▸ **WHAT YOU HAVE TO DO**
Copy the data below word for word. Begin at the line that has "pie-slice (12, 72, 582, 642)" and stop after the line that has "List UI elements".

Element location lists:

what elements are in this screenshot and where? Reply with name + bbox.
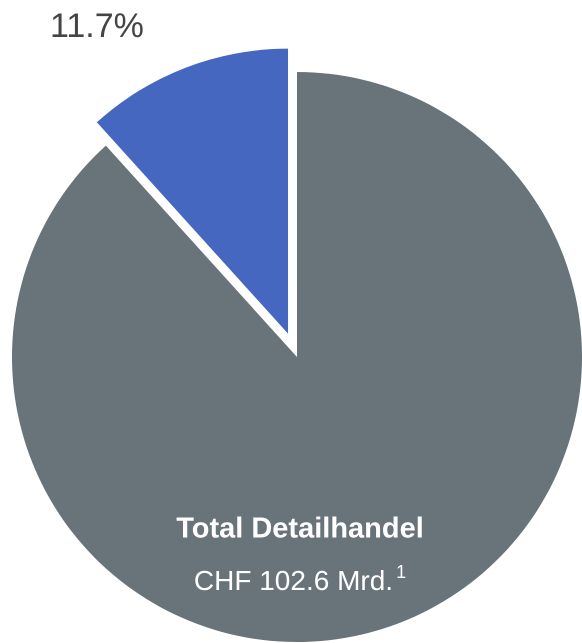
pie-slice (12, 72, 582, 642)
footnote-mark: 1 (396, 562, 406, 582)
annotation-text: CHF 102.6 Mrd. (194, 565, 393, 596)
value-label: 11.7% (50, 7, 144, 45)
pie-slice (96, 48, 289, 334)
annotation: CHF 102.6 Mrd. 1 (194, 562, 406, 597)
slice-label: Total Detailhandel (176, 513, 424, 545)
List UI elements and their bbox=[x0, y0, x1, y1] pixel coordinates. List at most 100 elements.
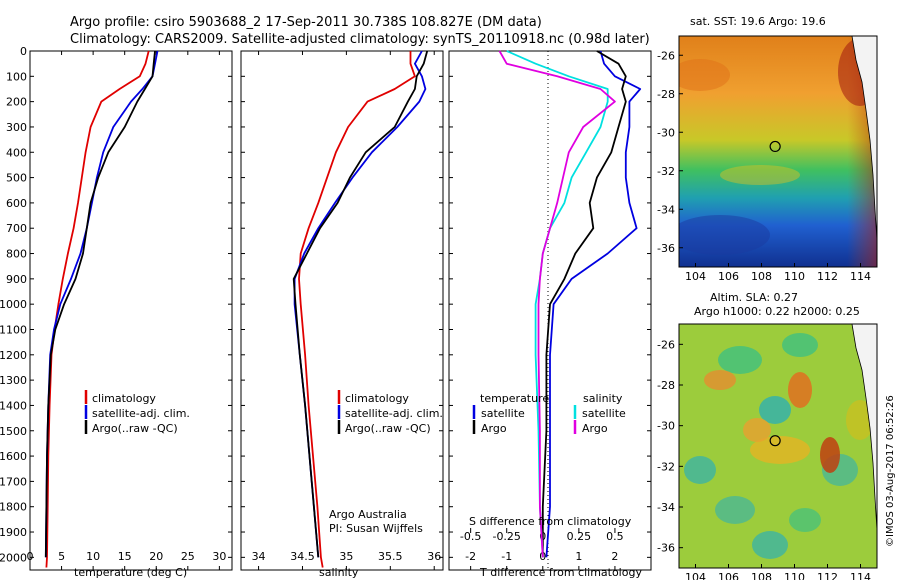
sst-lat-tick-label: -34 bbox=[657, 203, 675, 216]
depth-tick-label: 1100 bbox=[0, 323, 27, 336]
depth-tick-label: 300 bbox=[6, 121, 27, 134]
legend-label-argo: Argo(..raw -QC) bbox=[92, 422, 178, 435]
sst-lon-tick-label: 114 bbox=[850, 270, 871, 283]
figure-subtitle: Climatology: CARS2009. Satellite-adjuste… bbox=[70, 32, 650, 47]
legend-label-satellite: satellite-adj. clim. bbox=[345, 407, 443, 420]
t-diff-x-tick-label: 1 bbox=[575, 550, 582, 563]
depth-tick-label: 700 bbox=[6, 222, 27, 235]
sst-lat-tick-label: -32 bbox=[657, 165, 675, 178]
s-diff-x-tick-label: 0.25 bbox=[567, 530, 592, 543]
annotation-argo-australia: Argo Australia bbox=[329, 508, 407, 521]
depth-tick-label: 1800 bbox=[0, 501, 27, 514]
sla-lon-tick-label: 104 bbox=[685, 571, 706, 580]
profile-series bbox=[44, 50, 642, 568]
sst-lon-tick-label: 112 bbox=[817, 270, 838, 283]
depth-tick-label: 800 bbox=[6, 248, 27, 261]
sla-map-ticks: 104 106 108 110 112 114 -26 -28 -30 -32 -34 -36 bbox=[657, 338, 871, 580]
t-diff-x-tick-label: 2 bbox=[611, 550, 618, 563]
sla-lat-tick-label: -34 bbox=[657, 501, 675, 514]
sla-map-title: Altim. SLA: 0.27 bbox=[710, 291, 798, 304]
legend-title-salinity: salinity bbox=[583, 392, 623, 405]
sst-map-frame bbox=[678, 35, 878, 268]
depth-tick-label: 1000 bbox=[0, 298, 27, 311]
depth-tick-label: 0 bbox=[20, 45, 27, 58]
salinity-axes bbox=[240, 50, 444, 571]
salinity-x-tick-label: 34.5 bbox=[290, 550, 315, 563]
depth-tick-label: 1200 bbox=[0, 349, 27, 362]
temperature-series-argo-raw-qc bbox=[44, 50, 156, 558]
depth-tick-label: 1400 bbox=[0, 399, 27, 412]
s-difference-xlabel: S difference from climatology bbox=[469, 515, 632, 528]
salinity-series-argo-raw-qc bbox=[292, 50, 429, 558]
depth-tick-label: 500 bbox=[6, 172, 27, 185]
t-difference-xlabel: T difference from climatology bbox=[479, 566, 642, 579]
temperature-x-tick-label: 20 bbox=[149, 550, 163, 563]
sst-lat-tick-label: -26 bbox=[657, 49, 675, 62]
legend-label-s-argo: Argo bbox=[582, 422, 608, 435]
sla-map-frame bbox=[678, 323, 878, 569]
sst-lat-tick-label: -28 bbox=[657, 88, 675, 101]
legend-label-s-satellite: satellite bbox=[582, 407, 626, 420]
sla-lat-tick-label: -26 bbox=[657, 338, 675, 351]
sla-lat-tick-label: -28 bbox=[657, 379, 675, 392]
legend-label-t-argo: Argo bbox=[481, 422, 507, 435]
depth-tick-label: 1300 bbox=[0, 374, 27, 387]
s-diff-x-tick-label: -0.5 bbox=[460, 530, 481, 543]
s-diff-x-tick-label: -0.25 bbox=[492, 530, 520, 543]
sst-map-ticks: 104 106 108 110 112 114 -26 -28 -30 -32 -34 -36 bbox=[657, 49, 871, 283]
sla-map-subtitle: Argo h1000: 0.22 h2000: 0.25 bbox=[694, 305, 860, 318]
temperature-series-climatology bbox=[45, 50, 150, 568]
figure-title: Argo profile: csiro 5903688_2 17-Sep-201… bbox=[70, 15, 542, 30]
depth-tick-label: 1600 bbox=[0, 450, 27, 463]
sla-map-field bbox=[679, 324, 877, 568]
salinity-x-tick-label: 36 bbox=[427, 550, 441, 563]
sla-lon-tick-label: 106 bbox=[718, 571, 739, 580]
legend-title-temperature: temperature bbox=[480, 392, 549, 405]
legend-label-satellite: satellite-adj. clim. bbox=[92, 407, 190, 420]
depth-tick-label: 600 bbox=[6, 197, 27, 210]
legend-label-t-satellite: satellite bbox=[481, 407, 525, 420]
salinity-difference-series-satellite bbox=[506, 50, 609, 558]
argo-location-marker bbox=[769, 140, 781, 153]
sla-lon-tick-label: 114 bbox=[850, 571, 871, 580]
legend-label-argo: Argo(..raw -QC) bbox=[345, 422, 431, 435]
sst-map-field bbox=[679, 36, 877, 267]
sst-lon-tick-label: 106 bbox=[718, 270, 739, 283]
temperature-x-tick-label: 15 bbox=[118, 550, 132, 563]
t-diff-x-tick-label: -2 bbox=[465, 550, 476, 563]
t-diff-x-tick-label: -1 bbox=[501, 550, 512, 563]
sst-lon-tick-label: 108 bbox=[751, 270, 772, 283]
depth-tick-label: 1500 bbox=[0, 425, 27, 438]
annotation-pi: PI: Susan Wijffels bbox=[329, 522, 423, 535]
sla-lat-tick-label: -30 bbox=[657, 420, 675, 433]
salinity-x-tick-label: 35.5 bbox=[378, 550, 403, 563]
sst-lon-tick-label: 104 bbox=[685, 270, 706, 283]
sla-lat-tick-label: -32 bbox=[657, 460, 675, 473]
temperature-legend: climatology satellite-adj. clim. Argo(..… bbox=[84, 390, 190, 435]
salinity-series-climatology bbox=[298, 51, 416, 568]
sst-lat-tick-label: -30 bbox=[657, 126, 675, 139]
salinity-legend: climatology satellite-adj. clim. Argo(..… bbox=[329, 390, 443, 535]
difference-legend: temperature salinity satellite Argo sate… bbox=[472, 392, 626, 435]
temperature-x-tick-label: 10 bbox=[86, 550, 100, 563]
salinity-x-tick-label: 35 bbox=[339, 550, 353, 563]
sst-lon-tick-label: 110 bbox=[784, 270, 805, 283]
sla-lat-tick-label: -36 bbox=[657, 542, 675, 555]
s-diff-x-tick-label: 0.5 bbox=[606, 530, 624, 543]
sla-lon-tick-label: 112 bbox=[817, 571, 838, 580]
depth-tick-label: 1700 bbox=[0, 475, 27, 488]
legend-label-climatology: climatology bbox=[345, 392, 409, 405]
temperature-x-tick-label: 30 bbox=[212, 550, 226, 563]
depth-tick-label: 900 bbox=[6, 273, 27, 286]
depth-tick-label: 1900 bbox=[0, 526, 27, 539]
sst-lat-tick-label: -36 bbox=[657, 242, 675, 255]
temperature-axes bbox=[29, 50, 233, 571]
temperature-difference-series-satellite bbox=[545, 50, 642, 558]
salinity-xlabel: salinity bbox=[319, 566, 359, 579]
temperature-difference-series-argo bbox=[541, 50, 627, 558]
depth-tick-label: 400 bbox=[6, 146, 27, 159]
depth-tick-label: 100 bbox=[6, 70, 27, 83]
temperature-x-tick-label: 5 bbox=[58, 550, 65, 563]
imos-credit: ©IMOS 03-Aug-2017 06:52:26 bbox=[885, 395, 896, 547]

▸ **SOLVED PROBLEM**
pie-slice (12, 72, 582, 642)
footnote-mark: 1 (396, 562, 406, 582)
annotation-text: CHF 102.6 Mrd. (194, 565, 393, 596)
value-label: 11.7% (50, 7, 144, 45)
pie-slice (96, 48, 289, 334)
annotation: CHF 102.6 Mrd. 1 (194, 562, 406, 597)
slice-label: Total Detailhandel (176, 513, 424, 545)
List UI elements and their bbox=[x0, y0, x1, y1] pixel coordinates. List at most 100 elements.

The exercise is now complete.